EXERCISE PASSAGE below:

“Every time the US ‘saves’ a country, it converts it into either an insane asylum or a cemetery.”--Latin American author Eduardo Galeano
The Pirates' third baseman is 31 and has not played in the major leagues for over three years. He's hitting .111. He does, however, have a baseball face.
Reynolds looks like he can play. But they have a lot of number six hitters. And they all play the outfield.
Marte might consider academics. He is the most arrogant underachieving player I can recall. And he is dumb.
They have a power hitter in AAA. He plays first.
The warning from the canary can come from anywhere. Consider this: "Calvin Klein is facing intense backlash from the LGBTQ community for an ad that features Bella Hadid kissing a female robot-influencer Lil Miquela."
That is from People Mag and you can read the whole article--which is truly astounding with many concepts as staggering as "robot-influencer." Surely some revelation is at hand.
The Supreme Court ruled consumers can proceed with a suit challenging Apple’s control over the marketplace for iPhone apps, threatening the tech giant’s slice of billions of dollars in sales.
Senator Bernie Sanders (I., Vt.) will call for a ban on for-profit charter schools and a temporary moratorium on funding for public-charter-school expansion in a campaign speech to be delivered Saturday, CNN first reported.
For socialists, one size must fit all.
The wet weather has allowed the planting of only 30% of the corn in the mid-west.
"To Beard" is a slang term describing what might be described as flying a false flag. A gay man might bring a girl date to a party to disguise he was gay. I recently heard it used twice to describe the suit against Harvard's racial profiling of Asian applicants to decline their admission. The observer said that the case was using the Asians as a beard to disguise their prejudice against blacks.

End of EXERCISE PASSAGE.
LISTED RECORDS below:

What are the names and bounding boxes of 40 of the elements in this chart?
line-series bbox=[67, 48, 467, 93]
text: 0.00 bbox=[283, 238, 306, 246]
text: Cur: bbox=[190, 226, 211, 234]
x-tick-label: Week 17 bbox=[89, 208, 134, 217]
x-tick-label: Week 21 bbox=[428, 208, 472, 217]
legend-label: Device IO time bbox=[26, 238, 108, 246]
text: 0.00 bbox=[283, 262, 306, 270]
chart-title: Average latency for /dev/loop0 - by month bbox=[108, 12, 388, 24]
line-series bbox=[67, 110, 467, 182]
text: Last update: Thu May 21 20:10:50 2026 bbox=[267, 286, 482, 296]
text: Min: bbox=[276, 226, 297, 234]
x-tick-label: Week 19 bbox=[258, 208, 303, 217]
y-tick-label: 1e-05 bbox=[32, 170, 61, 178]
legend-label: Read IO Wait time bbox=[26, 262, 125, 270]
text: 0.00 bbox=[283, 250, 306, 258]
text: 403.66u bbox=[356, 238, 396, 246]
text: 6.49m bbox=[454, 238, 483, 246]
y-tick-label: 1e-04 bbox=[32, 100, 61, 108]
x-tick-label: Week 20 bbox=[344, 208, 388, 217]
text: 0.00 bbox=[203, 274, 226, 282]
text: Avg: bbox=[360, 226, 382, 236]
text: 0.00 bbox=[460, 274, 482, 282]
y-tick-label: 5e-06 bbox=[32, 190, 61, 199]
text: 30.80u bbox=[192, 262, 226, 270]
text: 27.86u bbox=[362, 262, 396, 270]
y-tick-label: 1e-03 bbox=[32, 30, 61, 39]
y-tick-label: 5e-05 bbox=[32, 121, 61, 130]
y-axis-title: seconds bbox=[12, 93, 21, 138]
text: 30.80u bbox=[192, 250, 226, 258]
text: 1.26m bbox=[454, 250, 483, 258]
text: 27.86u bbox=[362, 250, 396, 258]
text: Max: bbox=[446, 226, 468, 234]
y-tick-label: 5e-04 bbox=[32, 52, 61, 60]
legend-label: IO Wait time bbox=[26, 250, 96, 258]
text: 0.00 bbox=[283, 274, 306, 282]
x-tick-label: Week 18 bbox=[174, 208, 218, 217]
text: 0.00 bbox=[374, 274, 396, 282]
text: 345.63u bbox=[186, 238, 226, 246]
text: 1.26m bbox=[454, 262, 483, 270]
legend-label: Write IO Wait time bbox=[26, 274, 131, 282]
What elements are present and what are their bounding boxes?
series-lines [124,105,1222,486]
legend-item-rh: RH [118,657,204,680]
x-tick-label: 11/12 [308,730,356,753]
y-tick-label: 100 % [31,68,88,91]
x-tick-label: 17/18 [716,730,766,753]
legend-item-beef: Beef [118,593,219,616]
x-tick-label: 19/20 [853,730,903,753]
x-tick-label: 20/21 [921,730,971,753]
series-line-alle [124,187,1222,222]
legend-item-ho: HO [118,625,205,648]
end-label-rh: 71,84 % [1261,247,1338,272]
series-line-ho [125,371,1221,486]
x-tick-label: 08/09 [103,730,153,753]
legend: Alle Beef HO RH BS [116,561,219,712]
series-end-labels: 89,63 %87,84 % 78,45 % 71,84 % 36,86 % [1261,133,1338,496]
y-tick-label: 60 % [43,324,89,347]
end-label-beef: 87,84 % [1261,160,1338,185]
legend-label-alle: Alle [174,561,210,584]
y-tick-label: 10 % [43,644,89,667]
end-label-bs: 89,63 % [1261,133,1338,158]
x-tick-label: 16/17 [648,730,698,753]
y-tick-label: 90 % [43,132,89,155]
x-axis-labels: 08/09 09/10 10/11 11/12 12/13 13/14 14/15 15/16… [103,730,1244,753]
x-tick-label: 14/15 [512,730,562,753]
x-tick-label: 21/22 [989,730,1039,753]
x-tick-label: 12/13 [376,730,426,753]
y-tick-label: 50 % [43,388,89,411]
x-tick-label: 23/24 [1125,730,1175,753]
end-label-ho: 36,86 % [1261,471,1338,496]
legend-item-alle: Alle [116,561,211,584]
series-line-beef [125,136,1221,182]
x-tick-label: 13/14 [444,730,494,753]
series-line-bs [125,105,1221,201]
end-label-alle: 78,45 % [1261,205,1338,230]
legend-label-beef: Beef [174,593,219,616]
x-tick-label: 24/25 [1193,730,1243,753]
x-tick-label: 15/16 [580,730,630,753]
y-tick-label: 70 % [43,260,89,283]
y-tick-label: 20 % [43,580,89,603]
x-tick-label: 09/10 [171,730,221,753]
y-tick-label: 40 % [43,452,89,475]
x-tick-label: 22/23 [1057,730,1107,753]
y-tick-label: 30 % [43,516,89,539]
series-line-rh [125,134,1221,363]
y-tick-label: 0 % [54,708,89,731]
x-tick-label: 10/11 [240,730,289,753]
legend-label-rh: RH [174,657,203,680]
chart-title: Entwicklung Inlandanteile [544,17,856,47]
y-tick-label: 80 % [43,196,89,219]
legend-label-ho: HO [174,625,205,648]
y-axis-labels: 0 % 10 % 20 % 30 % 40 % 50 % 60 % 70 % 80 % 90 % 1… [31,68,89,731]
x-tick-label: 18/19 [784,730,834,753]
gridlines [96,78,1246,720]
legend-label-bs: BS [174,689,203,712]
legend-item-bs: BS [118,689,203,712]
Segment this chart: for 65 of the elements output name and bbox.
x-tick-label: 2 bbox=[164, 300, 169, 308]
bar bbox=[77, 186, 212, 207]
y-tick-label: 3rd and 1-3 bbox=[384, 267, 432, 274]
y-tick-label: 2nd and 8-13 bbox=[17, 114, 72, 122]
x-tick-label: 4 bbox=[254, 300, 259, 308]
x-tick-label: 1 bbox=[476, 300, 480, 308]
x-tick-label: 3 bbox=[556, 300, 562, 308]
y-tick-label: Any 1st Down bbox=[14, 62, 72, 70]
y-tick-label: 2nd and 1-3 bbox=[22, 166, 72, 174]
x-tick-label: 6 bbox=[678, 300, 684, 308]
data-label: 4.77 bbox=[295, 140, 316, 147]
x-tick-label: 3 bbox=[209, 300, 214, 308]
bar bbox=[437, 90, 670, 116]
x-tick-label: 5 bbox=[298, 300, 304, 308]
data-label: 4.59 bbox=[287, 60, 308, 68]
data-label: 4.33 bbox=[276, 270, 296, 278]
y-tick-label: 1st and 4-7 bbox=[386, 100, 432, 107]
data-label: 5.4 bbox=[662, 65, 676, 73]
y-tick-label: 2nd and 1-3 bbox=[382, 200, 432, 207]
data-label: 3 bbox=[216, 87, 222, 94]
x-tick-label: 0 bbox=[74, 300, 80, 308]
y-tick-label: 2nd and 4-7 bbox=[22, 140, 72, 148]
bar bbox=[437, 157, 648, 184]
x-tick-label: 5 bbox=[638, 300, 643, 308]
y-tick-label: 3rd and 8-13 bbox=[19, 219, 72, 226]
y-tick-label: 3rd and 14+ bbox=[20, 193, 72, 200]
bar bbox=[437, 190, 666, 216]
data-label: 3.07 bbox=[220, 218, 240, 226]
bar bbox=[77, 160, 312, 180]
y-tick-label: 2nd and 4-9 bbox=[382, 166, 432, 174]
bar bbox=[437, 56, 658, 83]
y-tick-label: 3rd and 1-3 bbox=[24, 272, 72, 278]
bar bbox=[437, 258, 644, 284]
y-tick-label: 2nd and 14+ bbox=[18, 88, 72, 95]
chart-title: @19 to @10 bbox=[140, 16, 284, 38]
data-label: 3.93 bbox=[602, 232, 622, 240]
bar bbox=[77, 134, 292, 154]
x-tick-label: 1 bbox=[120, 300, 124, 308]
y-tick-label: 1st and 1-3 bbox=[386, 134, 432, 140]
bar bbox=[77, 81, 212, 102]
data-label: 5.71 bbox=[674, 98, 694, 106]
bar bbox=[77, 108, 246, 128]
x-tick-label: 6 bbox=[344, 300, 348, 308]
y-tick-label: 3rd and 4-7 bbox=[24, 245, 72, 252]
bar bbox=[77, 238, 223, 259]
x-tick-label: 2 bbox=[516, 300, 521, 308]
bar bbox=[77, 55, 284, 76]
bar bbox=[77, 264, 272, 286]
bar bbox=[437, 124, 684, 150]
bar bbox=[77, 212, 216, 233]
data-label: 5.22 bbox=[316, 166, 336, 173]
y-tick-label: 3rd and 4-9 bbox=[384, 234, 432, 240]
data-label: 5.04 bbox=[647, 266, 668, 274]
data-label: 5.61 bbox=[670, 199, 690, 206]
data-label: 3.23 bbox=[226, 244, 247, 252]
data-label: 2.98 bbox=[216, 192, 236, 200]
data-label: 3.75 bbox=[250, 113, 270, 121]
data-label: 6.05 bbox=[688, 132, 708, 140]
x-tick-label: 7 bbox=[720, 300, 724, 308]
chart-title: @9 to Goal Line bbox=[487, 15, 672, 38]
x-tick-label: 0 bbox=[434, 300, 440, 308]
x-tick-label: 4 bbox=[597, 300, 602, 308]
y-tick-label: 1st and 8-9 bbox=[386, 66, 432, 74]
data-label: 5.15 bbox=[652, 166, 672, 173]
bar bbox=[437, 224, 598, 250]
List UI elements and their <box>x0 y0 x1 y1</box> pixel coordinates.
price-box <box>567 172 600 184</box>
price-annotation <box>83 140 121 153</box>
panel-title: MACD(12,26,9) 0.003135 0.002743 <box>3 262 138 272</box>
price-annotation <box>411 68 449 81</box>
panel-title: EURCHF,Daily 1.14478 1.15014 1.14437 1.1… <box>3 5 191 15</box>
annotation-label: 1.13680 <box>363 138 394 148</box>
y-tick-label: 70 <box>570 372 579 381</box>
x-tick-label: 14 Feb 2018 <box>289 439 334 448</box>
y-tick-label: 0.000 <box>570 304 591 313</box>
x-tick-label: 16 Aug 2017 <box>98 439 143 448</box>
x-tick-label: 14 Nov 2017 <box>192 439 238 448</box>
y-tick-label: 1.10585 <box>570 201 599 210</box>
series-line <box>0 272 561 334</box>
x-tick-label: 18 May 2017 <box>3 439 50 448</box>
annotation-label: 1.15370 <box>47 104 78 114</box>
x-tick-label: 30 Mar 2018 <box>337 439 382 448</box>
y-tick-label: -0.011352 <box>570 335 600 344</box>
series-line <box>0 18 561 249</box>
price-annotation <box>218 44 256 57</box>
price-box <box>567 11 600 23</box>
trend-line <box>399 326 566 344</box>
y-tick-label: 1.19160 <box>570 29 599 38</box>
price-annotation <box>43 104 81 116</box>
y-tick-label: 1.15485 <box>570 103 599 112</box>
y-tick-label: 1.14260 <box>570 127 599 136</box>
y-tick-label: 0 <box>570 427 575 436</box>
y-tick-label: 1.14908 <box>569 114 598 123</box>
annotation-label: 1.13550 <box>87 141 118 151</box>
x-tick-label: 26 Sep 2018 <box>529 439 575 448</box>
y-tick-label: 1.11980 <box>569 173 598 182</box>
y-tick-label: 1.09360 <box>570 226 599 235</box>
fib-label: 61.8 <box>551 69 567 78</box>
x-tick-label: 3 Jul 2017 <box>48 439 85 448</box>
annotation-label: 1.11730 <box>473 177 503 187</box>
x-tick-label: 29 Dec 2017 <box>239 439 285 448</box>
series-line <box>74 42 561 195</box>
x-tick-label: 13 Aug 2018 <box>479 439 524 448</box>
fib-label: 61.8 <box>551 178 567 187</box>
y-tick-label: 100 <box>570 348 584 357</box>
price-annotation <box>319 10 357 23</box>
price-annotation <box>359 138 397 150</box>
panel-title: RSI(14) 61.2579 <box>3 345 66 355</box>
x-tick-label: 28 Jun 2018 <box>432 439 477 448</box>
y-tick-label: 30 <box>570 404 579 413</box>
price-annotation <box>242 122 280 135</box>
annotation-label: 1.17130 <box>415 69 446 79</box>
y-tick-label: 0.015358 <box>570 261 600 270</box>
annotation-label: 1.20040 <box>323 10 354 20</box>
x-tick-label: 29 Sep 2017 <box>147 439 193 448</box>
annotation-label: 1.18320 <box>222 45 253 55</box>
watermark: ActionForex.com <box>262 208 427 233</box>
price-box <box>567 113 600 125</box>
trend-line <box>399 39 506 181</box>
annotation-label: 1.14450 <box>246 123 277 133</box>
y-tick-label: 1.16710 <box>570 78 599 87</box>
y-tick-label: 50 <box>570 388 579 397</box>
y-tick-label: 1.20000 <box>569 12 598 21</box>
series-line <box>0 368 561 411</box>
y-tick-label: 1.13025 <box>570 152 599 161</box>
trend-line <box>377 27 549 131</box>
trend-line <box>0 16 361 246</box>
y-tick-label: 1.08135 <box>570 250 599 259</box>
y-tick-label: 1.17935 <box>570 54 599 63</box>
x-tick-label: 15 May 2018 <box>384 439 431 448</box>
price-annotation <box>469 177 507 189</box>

End of LISTED RECORDS.

PROBLEM DESCRIPTION:
Output the passage of the commentary from "They have a power" to "is at hand.", word for word. This data is unrelated to the commentary and stands on its own.

EXERCISE SOLUTION:
They have a power hitter in AAA. He plays first.
The warning from the canary can come from anywhere. Consider this: "Calvin Klein is facing intense backlash from the LGBTQ community for an ad that features Bella Hadid kissing a female robot-influencer Lil Miquela."
That is from People Mag and you can read the whole article--which is truly astounding with many concepts as staggering as "robot-influencer." Surely some revelation is at hand.